**** INFORMATION SUPPLIED ****

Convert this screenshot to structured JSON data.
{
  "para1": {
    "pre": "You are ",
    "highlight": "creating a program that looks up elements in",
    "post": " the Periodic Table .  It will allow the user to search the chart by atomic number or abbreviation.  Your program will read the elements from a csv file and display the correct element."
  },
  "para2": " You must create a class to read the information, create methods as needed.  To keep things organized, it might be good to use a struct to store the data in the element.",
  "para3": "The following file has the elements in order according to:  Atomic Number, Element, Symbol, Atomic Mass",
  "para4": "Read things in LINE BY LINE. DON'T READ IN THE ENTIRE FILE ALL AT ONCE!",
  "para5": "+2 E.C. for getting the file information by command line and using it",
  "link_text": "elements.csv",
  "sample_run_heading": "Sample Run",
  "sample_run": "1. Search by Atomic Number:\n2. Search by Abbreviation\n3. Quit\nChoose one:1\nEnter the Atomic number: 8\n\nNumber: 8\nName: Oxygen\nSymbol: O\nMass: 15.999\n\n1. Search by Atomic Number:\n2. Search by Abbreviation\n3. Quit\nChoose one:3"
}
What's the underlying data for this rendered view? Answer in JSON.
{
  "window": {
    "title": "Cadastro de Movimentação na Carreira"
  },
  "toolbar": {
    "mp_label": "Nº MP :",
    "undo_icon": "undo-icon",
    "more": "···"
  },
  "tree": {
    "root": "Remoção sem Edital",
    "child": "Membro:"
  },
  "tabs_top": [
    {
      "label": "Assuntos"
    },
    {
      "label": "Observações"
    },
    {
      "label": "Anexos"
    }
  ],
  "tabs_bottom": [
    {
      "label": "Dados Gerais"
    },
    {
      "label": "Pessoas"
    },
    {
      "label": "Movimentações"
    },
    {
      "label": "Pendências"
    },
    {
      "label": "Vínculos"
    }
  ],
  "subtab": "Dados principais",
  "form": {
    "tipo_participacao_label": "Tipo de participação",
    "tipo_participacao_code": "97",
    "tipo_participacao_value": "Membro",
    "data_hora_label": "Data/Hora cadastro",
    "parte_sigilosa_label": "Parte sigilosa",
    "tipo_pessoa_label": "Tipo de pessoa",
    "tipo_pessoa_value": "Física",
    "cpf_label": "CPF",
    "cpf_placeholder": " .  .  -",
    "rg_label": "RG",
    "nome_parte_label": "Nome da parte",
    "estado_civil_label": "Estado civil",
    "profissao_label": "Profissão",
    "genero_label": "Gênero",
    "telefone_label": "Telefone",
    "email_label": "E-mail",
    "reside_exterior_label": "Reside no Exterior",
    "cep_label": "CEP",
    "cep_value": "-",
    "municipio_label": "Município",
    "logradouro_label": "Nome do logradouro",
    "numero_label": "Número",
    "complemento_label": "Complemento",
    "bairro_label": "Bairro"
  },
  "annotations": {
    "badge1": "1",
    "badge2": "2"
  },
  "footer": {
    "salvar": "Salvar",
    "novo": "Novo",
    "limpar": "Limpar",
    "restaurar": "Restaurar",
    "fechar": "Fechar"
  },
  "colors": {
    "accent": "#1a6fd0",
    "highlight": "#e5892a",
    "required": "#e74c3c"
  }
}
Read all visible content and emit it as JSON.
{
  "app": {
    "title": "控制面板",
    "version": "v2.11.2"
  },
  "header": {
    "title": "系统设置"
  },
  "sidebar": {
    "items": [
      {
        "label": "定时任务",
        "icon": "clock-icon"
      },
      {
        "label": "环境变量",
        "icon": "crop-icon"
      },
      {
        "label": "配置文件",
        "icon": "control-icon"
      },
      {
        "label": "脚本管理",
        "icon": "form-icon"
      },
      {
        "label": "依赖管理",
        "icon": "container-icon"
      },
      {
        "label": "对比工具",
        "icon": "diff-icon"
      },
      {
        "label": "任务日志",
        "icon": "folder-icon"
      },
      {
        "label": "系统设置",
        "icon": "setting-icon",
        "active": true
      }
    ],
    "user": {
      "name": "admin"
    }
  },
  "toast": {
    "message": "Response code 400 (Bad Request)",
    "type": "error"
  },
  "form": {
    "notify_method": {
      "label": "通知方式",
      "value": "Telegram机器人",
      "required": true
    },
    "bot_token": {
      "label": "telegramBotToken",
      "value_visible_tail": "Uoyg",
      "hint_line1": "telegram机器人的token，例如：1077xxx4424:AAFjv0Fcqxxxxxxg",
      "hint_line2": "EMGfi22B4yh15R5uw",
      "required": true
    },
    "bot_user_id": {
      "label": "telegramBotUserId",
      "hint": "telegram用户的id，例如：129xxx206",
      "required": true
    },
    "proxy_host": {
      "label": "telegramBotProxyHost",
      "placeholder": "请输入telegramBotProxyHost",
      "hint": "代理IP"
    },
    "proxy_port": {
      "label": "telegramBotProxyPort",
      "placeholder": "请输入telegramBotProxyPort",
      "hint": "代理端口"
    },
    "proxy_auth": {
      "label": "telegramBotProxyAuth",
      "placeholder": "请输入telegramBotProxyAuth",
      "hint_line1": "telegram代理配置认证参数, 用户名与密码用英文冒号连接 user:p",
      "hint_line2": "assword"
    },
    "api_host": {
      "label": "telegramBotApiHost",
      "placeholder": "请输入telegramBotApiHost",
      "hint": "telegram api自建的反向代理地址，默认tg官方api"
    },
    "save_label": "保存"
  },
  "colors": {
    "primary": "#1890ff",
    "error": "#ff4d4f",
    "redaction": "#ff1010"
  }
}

****

**TASK INSTRUCTIONS**
Write out every record shown above, word for word.

**FULL SOLUTION**
Convert this screenshot to structured JSON data.
{
  "para1": {
    "pre": "You are ",
    "highlight": "creating a program that looks up elements in",
    "post": " the Periodic Table .  It will allow the user to search the chart by atomic number or abbreviation.  Your program will read the elements from a csv file and display the correct element."
  },
  "para2": " You must create a class to read the information, create methods as needed.  To keep things organized, it might be good to use a struct to store the data in the element.",
  "para3": "The following file has the elements in order according to:  Atomic Number, Element, Symbol, Atomic Mass",
  "para4": "Read things in LINE BY LINE. DON'T READ IN THE ENTIRE FILE ALL AT ONCE!",
  "para5": "+2 E.C. for getting the file information by command line and using it",
  "link_text": "elements.csv",
  "sample_run_heading": "Sample Run",
  "sample_run": "1. Search by Atomic Number:\n2. Search by Abbreviation\n3. Quit\nChoose one:1\nEnter the Atomic number: 8\n\nNumber: 8\nName: Oxygen\nSymbol: O\nMass: 15.999\n\n1. Search by Atomic Number:\n2. Search by Abbreviation\n3. Quit\nChoose one:3"
}
What's the underlying data for this rendered view? Answer in JSON.
{
  "window": {
    "title": "Cadastro de Movimentação na Carreira"
  },
  "toolbar": {
    "mp_label": "Nº MP :",
    "undo_icon": "undo-icon",
    "more": "···"
  },
  "tree": {
    "root": "Remoção sem Edital",
    "child": "Membro:"
  },
  "tabs_top": [
    {
      "label": "Assuntos"
    },
    {
      "label": "Observações"
    },
    {
      "label": "Anexos"
    }
  ],
  "tabs_bottom": [
    {
      "label": "Dados Gerais"
    },
    {
      "label": "Pessoas"
    },
    {
      "label": "Movimentações"
    },
    {
      "label": "Pendências"
    },
    {
      "label": "Vínculos"
    }
  ],
  "subtab": "Dados principais",
  "form": {
    "tipo_participacao_label": "Tipo de participação",
    "tipo_participacao_code": "97",
    "tipo_participacao_value": "Membro",
    "data_hora_label": "Data/Hora cadastro",
    "parte_sigilosa_label": "Parte sigilosa",
    "tipo_pessoa_label": "Tipo de pessoa",
    "tipo_pessoa_value": "Física",
    "cpf_label": "CPF",
    "cpf_placeholder": " .  .  -",
    "rg_label": "RG",
    "nome_parte_label": "Nome da parte",
    "estado_civil_label": "Estado civil",
    "profissao_label": "Profissão",
    "genero_label": "Gênero",
    "telefone_label": "Telefone",
    "email_label": "E-mail",
    "reside_exterior_label": "Reside no Exterior",
    "cep_label": "CEP",
    "cep_value": "-",
    "municipio_label": "Município",
    "logradouro_label": "Nome do logradouro",
    "numero_label": "Número",
    "complemento_label": "Complemento",
    "bairro_label": "Bairro"
  },
  "annotations": {
    "badge1": "1",
    "badge2": "2"
  },
  "footer": {
    "salvar": "Salvar",
    "novo": "Novo",
    "limpar": "Limpar",
    "restaurar": "Restaurar",
    "fechar": "Fechar"
  },
  "colors": {
    "accent": "#1a6fd0",
    "highlight": "#e5892a",
    "required": "#e74c3c"
  }
}
Read all visible content and emit it as JSON.
{
  "app": {
    "title": "控制面板",
    "version": "v2.11.2"
  },
  "header": {
    "title": "系统设置"
  },
  "sidebar": {
    "items": [
      {
        "label": "定时任务",
        "icon": "clock-icon"
      },
      {
        "label": "环境变量",
        "icon": "crop-icon"
      },
      {
        "label": "配置文件",
        "icon": "control-icon"
      },
      {
        "label": "脚本管理",
        "icon": "form-icon"
      },
      {
        "label": "依赖管理",
        "icon": "container-icon"
      },
      {
        "label": "对比工具",
        "icon": "diff-icon"
      },
      {
        "label": "任务日志",
        "icon": "folder-icon"
      },
      {
        "label": "系统设置",
        "icon": "setting-icon",
        "active": true
      }
    ],
    "user": {
      "name": "admin"
    }
  },
  "toast": {
    "message": "Response code 400 (Bad Request)",
    "type": "error"
  },
  "form": {
    "notify_method": {
      "label": "通知方式",
      "value": "Telegram机器人",
      "required": true
    },
    "bot_token": {
      "label": "telegramBotToken",
      "value_visible_tail": "Uoyg",
      "hint_line1": "telegram机器人的token，例如：1077xxx4424:AAFjv0Fcqxxxxxxg",
      "hint_line2": "EMGfi22B4yh15R5uw",
      "required": true
    },
    "bot_user_id": {
      "label": "telegramBotUserId",
      "hint": "telegram用户的id，例如：129xxx206",
      "required": true
    },
    "proxy_host": {
      "label": "telegramBotProxyHost",
      "placeholder": "请输入telegramBotProxyHost",
      "hint": "代理IP"
    },
    "proxy_port": {
      "label": "telegramBotProxyPort",
      "placeholder": "请输入telegramBotProxyPort",
      "hint": "代理端口"
    },
    "proxy_auth": {
      "label": "telegramBotProxyAuth",
      "placeholder": "请输入telegramBotProxyAuth",
      "hint_line1": "telegram代理配置认证参数, 用户名与密码用英文冒号连接 user:p",
      "hint_line2": "assword"
    },
    "api_host": {
      "label": "telegramBotApiHost",
      "placeholder": "请输入telegramBotApiHost",
      "hint": "telegram api自建的反向代理地址，默认tg官方api"
    },
    "save_label": "保存"
  },
  "colors": {
    "primary": "#1890ff",
    "error": "#ff4d4f",
    "redaction": "#ff1010"
  }
}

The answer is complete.